** Set problem **
The exercise asks for every line of the data to be reproduced exactly.
** START **
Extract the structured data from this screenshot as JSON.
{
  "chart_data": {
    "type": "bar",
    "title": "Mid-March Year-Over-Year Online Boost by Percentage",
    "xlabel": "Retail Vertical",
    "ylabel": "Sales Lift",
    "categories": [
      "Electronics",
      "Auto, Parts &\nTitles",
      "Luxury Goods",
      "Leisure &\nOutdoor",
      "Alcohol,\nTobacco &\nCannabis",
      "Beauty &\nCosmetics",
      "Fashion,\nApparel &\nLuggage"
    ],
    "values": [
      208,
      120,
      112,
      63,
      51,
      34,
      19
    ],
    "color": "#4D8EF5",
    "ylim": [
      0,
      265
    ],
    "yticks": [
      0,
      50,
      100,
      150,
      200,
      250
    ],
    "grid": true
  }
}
** END **
** Exercise answer **
Extract the structured data from this screenshot as JSON.
{
  "chart_data": {
    "type": "bar",
    "title": "Mid-March Year-Over-Year Online Boost by Percentage",
    "xlabel": "Retail Vertical",
    "ylabel": "Sales Lift",
    "categories": [
      "Electronics",
      "Auto, Parts &\nTitles",
      "Luxury Goods",
      "Leisure &\nOutdoor",
      "Alcohol,\nTobacco &\nCannabis",
      "Beauty &\nCosmetics",
      "Fashion,\nApparel &\nLuggage"
    ],
    "values": [
      208,
      120,
      112,
      63,
      51,
      34,
      19
    ],
    "color": "#4D8EF5",
    "ylim": [
      0,
      265
    ],
    "yticks": [
      0,
      50,
      100,
      150,
      200,
      250
    ],
    "grid": true
  }
}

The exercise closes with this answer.